▶ _GIVEN TASK_: Scan the listing below and copy every line holding "Autoridad".

(Figure contents as structured data)

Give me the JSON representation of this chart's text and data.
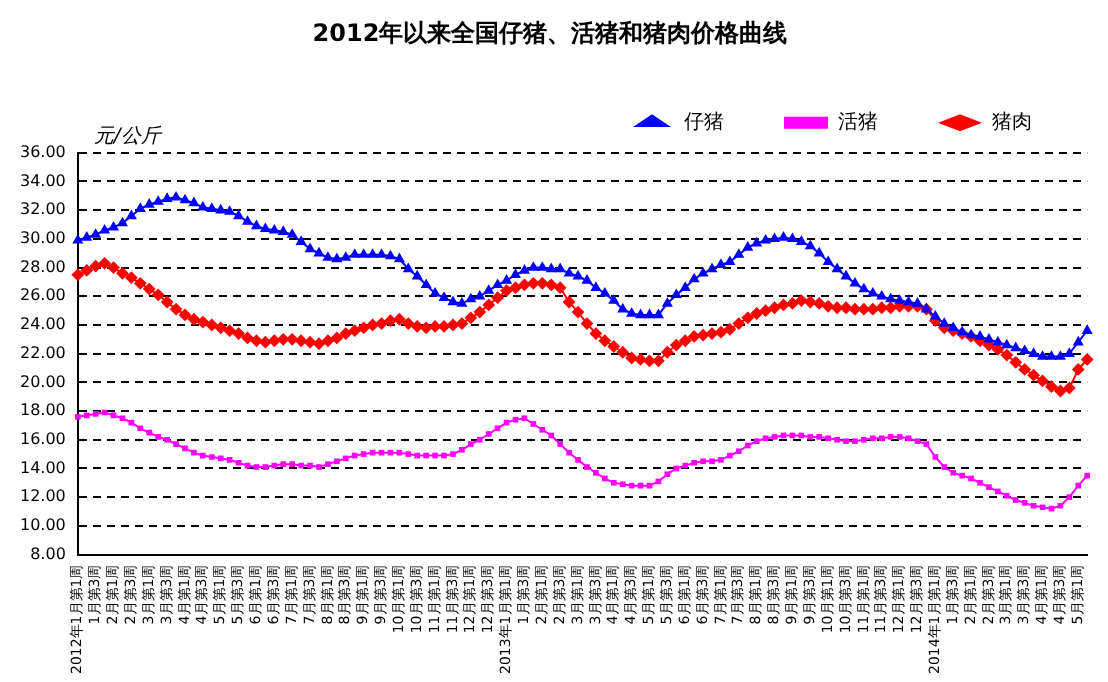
{
  "chart_data": {
    "type": "line",
    "title": "2012年以来全国仔猪、活猪和猪肉价格曲线",
    "ylabel": "元/公斤",
    "categories": [
      "2012年1月第1周",
      null,
      "1月第3周",
      null,
      "2月第1周",
      null,
      "2月第3周",
      null,
      "3月第1周",
      null,
      "3月第3周",
      null,
      "4月第1周",
      null,
      "4月第3周",
      null,
      "5月第1周",
      null,
      "5月第3周",
      null,
      "6月第1周",
      null,
      "6月第3周",
      null,
      "7月第1周",
      null,
      "7月第3周",
      null,
      "8月第1周",
      null,
      "8月第3周",
      null,
      "9月第1周",
      null,
      "9月第3周",
      null,
      "10月第1周",
      null,
      "10月第3周",
      null,
      "11月第1周",
      null,
      "11月第3周",
      null,
      "12月第1周",
      null,
      "12月第3周",
      null,
      "2013年1月第1周",
      null,
      "1月第3周",
      null,
      "2月第1周",
      null,
      "2月第3周",
      null,
      "3月第1周",
      null,
      "3月第3周",
      null,
      "4月第1周",
      null,
      "4月第3周",
      null,
      "5月第1周",
      null,
      "5月第3周",
      null,
      "6月第1周",
      null,
      "6月第3周",
      null,
      "7月第1周",
      null,
      "7月第3周",
      null,
      "8月第1周",
      null,
      "8月第3周",
      null,
      "9月第1周",
      null,
      "9月第3周",
      null,
      "10月第1周",
      null,
      "10月第3周",
      null,
      "11月第1周",
      null,
      "11月第3周",
      null,
      "12月第1周",
      null,
      "12月第3周",
      null,
      "2014年1月第1周",
      null,
      "1月第3周",
      null,
      "2月第1周",
      null,
      "2月第3周",
      null,
      "3月第1周",
      null,
      "3月第3周",
      null,
      "4月第1周",
      null,
      "4月第3周",
      null,
      "5月第1周",
      null
    ],
    "series": [
      {
        "name": "仔猪",
        "color": "#0000ff",
        "marker": "triangle",
        "values": [
          29.9,
          30.1,
          30.3,
          30.6,
          30.8,
          31.1,
          31.6,
          32.1,
          32.4,
          32.6,
          32.8,
          32.9,
          32.7,
          32.5,
          32.2,
          32.1,
          32.0,
          31.9,
          31.6,
          31.2,
          30.9,
          30.7,
          30.6,
          30.5,
          30.3,
          29.8,
          29.3,
          29.0,
          28.7,
          28.6,
          28.7,
          28.9,
          28.9,
          28.9,
          28.9,
          28.8,
          28.6,
          27.9,
          27.4,
          26.8,
          26.2,
          25.9,
          25.6,
          25.5,
          25.8,
          26.0,
          26.4,
          26.8,
          27.1,
          27.5,
          27.8,
          28.0,
          28.0,
          27.9,
          27.9,
          27.6,
          27.4,
          27.1,
          26.6,
          26.2,
          25.7,
          25.1,
          24.8,
          24.7,
          24.7,
          24.7,
          25.5,
          26.1,
          26.6,
          27.2,
          27.6,
          27.9,
          28.2,
          28.4,
          28.9,
          29.4,
          29.7,
          29.9,
          30.0,
          30.1,
          30.0,
          29.8,
          29.5,
          29.0,
          28.4,
          27.9,
          27.4,
          26.9,
          26.5,
          26.2,
          26.0,
          25.8,
          25.7,
          25.6,
          25.5,
          25.1,
          24.6,
          24.1,
          23.8,
          23.5,
          23.3,
          23.2,
          23.0,
          22.8,
          22.6,
          22.4,
          22.2,
          22.0,
          21.8,
          21.8,
          21.8,
          22.0,
          22.8,
          23.6
        ]
      },
      {
        "name": "活猪",
        "color": "#ff00ff",
        "marker": "square",
        "values": [
          17.6,
          17.7,
          17.8,
          17.9,
          17.7,
          17.5,
          17.2,
          16.8,
          16.5,
          16.2,
          16.0,
          15.7,
          15.4,
          15.1,
          14.9,
          14.8,
          14.7,
          14.6,
          14.4,
          14.2,
          14.1,
          14.1,
          14.2,
          14.3,
          14.3,
          14.2,
          14.2,
          14.1,
          14.3,
          14.5,
          14.7,
          14.9,
          15.0,
          15.1,
          15.1,
          15.1,
          15.1,
          15.0,
          14.9,
          14.9,
          14.9,
          14.9,
          15.0,
          15.3,
          15.7,
          16.0,
          16.4,
          16.8,
          17.2,
          17.4,
          17.5,
          17.1,
          16.7,
          16.3,
          15.7,
          15.1,
          14.6,
          14.1,
          13.7,
          13.3,
          13.0,
          12.9,
          12.8,
          12.8,
          12.8,
          13.1,
          13.6,
          14.0,
          14.2,
          14.4,
          14.5,
          14.5,
          14.6,
          14.9,
          15.2,
          15.6,
          15.9,
          16.1,
          16.2,
          16.3,
          16.3,
          16.3,
          16.2,
          16.2,
          16.1,
          16.0,
          15.9,
          15.9,
          16.0,
          16.1,
          16.1,
          16.2,
          16.2,
          16.1,
          15.9,
          15.7,
          14.8,
          14.1,
          13.7,
          13.5,
          13.3,
          13.0,
          12.7,
          12.4,
          12.1,
          11.8,
          11.6,
          11.4,
          11.3,
          11.2,
          11.4,
          12.0,
          12.8,
          13.5
        ]
      },
      {
        "name": "猪肉",
        "color": "#ff0000",
        "marker": "diamond",
        "values": [
          27.5,
          27.8,
          28.1,
          28.3,
          28.0,
          27.6,
          27.3,
          26.9,
          26.5,
          26.1,
          25.6,
          25.1,
          24.7,
          24.4,
          24.2,
          24.0,
          23.8,
          23.6,
          23.4,
          23.1,
          22.9,
          22.8,
          22.9,
          23.0,
          23.0,
          22.9,
          22.8,
          22.7,
          22.9,
          23.1,
          23.4,
          23.6,
          23.8,
          24.0,
          24.1,
          24.3,
          24.4,
          24.1,
          23.9,
          23.8,
          23.9,
          23.9,
          24.0,
          24.1,
          24.5,
          24.9,
          25.4,
          25.9,
          26.4,
          26.6,
          26.8,
          26.9,
          26.9,
          26.8,
          26.6,
          25.6,
          24.9,
          24.1,
          23.4,
          22.9,
          22.5,
          22.1,
          21.7,
          21.6,
          21.5,
          21.5,
          22.1,
          22.6,
          22.9,
          23.2,
          23.3,
          23.4,
          23.5,
          23.7,
          24.1,
          24.5,
          24.8,
          25.0,
          25.2,
          25.4,
          25.5,
          25.7,
          25.6,
          25.5,
          25.3,
          25.2,
          25.2,
          25.1,
          25.1,
          25.1,
          25.2,
          25.2,
          25.3,
          25.3,
          25.3,
          25.1,
          24.3,
          23.8,
          23.6,
          23.4,
          23.2,
          22.9,
          22.6,
          22.3,
          21.9,
          21.4,
          20.9,
          20.5,
          20.1,
          19.7,
          19.4,
          19.6,
          20.9,
          21.6
        ]
      }
    ],
    "ylim": [
      8,
      36
    ],
    "yticks": [
      {
        "value": 8,
        "label": "8.00"
      },
      {
        "value": 10,
        "label": "10.00"
      },
      {
        "value": 12,
        "label": "12.00"
      },
      {
        "value": 14,
        "label": "14.00"
      },
      {
        "value": 16,
        "label": "16.00"
      },
      {
        "value": 18,
        "label": "18.00"
      },
      {
        "value": 20,
        "label": "20.00"
      },
      {
        "value": 22,
        "label": "22.00"
      },
      {
        "value": 24,
        "label": "24.00"
      },
      {
        "value": 26,
        "label": "26.00"
      },
      {
        "value": 28,
        "label": "28.00"
      },
      {
        "value": 30,
        "label": "30.00"
      },
      {
        "value": 32,
        "label": "32.00"
      },
      {
        "value": 34,
        "label": "34.00"
      },
      {
        "value": 36,
        "label": "36.00"
      }
    ],
    "grid": "y",
    "legend": "top right",
    "line_style": "solid"
  }
}
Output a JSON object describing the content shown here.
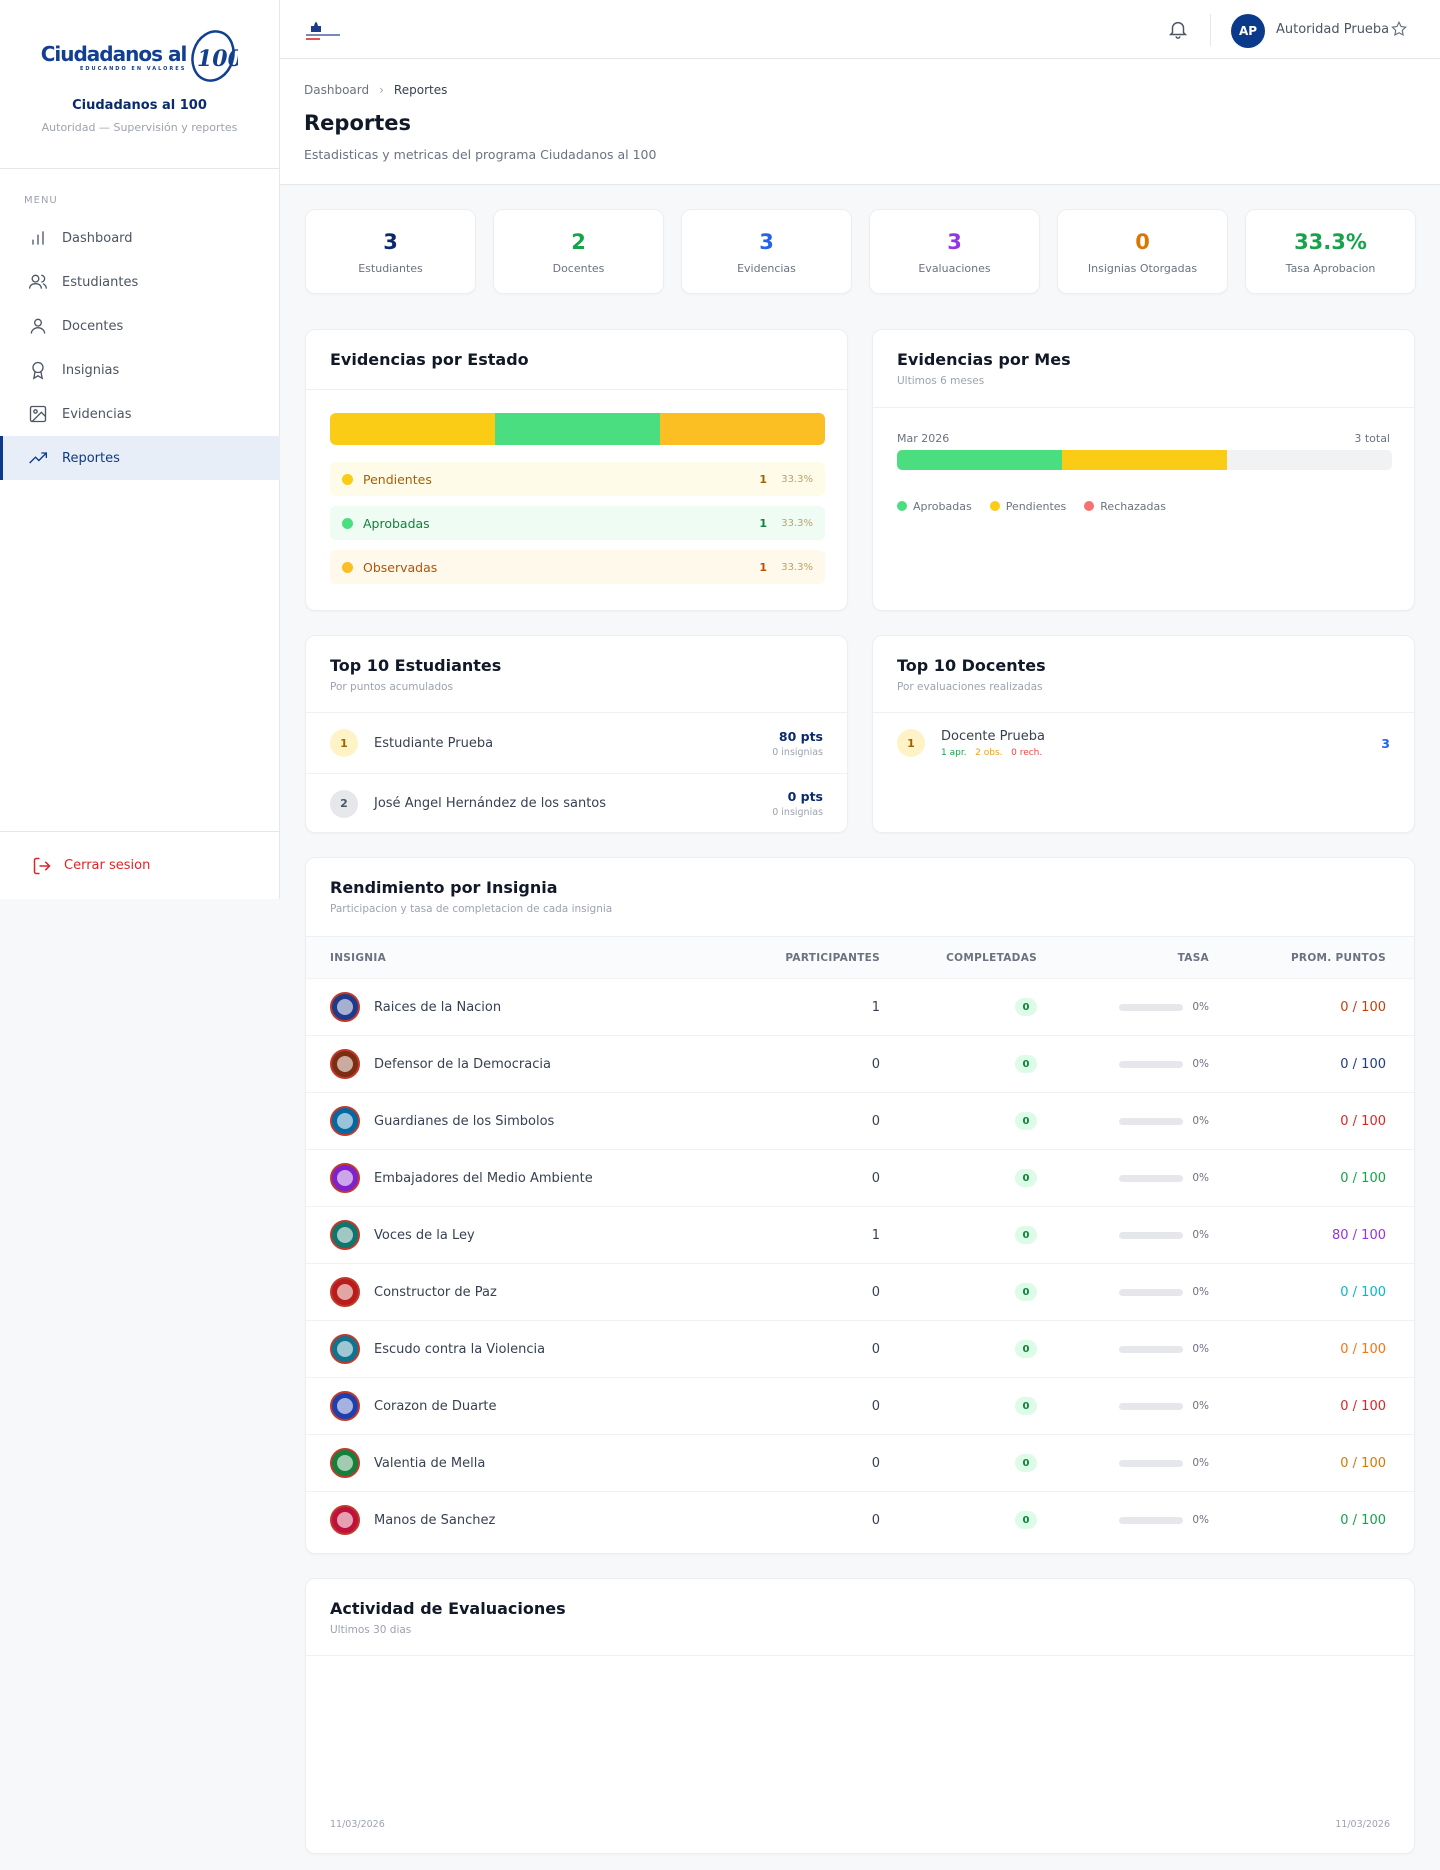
{
  "sidebar": {
    "logo_text": "Ciudadanos al",
    "logo_sub": "EDUCANDO EN VALORES",
    "brand_name": "Ciudadanos al 100",
    "brand_role": "Autoridad — Supervisión y reportes",
    "menu_label": "MENU",
    "items": [
      {
        "label": "Dashboard",
        "icon": "bar-chart-icon"
      },
      {
        "label": "Estudiantes",
        "icon": "users-icon"
      },
      {
        "label": "Docentes",
        "icon": "user-icon"
      },
      {
        "label": "Insignias",
        "icon": "award-icon"
      },
      {
        "label": "Evidencias",
        "icon": "image-icon"
      },
      {
        "label": "Reportes",
        "icon": "trend-up-icon",
        "active": true
      }
    ],
    "logout_label": "Cerrar sesion"
  },
  "topbar": {
    "avatar_initials": "AP",
    "user_name": "Autoridad Prueba"
  },
  "header": {
    "breadcrumb": [
      "Dashboard",
      "Reportes"
    ],
    "title": "Reportes",
    "subtitle": "Estadisticas y metricas del programa Ciudadanos al 100"
  },
  "stats": [
    {
      "value": "3",
      "label": "Estudiantes",
      "color": "#0b2a6e"
    },
    {
      "value": "2",
      "label": "Docentes",
      "color": "#16a34a"
    },
    {
      "value": "3",
      "label": "Evidencias",
      "color": "#2563eb"
    },
    {
      "value": "3",
      "label": "Evaluaciones",
      "color": "#9333ea"
    },
    {
      "value": "0",
      "label": "Insignias Otorgadas",
      "color": "#d97706"
    },
    {
      "value": "33.3%",
      "label": "Tasa Aprobacion",
      "color": "#16a34a"
    }
  ],
  "evid_estado": {
    "title": "Evidencias por Estado",
    "rows": [
      {
        "label": "Pendientes",
        "count": "1",
        "pct": "33.3%",
        "color": "#facc15",
        "bg": "#fefbe8",
        "text": "#a16207",
        "share": 0.333
      },
      {
        "label": "Aprobadas",
        "count": "1",
        "pct": "33.3%",
        "color": "#4ade80",
        "bg": "#effcf3",
        "text": "#15803d",
        "share": 0.333
      },
      {
        "label": "Observadas",
        "count": "1",
        "pct": "33.3%",
        "color": "#fbbf24",
        "bg": "#fef9ea",
        "text": "#b45309",
        "share": 0.334
      }
    ]
  },
  "evid_mes": {
    "title": "Evidencias por Mes",
    "subtitle": "Ultimos 6 meses",
    "month": "Mar 2026",
    "total": "3 total",
    "segments": [
      {
        "color": "#4ade80",
        "share": 0.333
      },
      {
        "color": "#facc15",
        "share": 0.333
      }
    ],
    "legend": [
      {
        "label": "Aprobadas",
        "color": "#4ade80"
      },
      {
        "label": "Pendientes",
        "color": "#facc15"
      },
      {
        "label": "Rechazadas",
        "color": "#f87171"
      }
    ]
  },
  "top_estudiantes": {
    "title": "Top 10 Estudiantes",
    "subtitle": "Por puntos acumulados",
    "rows": [
      {
        "rank": "1",
        "name": "Estudiante Prueba",
        "pts": "80 pts",
        "ins": "0 insignias"
      },
      {
        "rank": "2",
        "name": "José Angel Hernández de los santos",
        "pts": "0 pts",
        "ins": "0 insignias"
      }
    ]
  },
  "top_docentes": {
    "title": "Top 10 Docentes",
    "subtitle": "Por evaluaciones realizadas",
    "rows": [
      {
        "rank": "1",
        "name": "Docente Prueba",
        "apr": "1 apr.",
        "obs": "2 obs.",
        "rech": "0 rech.",
        "total": "3"
      }
    ]
  },
  "insignias": {
    "title": "Rendimiento por Insignia",
    "subtitle": "Participacion y tasa de completacion de cada insignia",
    "columns": [
      "INSIGNIA",
      "PARTICIPANTES",
      "COMPLETADAS",
      "TASA",
      "PROM. PUNTOS"
    ],
    "rows": [
      {
        "name": "Raices de la Nacion",
        "part": "1",
        "comp": "0",
        "tasa": "0%",
        "prom": "0 / 100",
        "color": "#c2410c",
        "icon_bg": "#1e3a8a"
      },
      {
        "name": "Defensor de la Democracia",
        "part": "0",
        "comp": "0",
        "tasa": "0%",
        "prom": "0 / 100",
        "color": "#1e3a8a",
        "icon_bg": "#7c2d12"
      },
      {
        "name": "Guardianes de los Simbolos",
        "part": "0",
        "comp": "0",
        "tasa": "0%",
        "prom": "0 / 100",
        "color": "#dc2626",
        "icon_bg": "#0369a1"
      },
      {
        "name": "Embajadores del Medio Ambiente",
        "part": "0",
        "comp": "0",
        "tasa": "0%",
        "prom": "0 / 100",
        "color": "#16a34a",
        "icon_bg": "#7e22ce"
      },
      {
        "name": "Voces de la Ley",
        "part": "1",
        "comp": "0",
        "tasa": "0%",
        "prom": "80 / 100",
        "color": "#9333ea",
        "icon_bg": "#0f766e"
      },
      {
        "name": "Constructor de Paz",
        "part": "0",
        "comp": "0",
        "tasa": "0%",
        "prom": "0 / 100",
        "color": "#06b6d4",
        "icon_bg": "#b91c1c"
      },
      {
        "name": "Escudo contra la Violencia",
        "part": "0",
        "comp": "0",
        "tasa": "0%",
        "prom": "0 / 100",
        "color": "#f97316",
        "icon_bg": "#0e7490"
      },
      {
        "name": "Corazon de Duarte",
        "part": "0",
        "comp": "0",
        "tasa": "0%",
        "prom": "0 / 100",
        "color": "#dc2626",
        "icon_bg": "#1e40af"
      },
      {
        "name": "Valentia de Mella",
        "part": "0",
        "comp": "0",
        "tasa": "0%",
        "prom": "0 / 100",
        "color": "#d97706",
        "icon_bg": "#15803d"
      },
      {
        "name": "Manos de Sanchez",
        "part": "0",
        "comp": "0",
        "tasa": "0%",
        "prom": "0 / 100",
        "color": "#16a34a",
        "icon_bg": "#be123c"
      }
    ]
  },
  "actividad": {
    "title": "Actividad de Evaluaciones",
    "subtitle": "Ultimos 30 dias",
    "x_start": "11/03/2026",
    "x_end": "11/03/2026"
  }
}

▶ _TASK ANSWER_:
    "brand_role": "Autoridad — Supervisión y reportes",
    "user_name": "Autoridad Prueba"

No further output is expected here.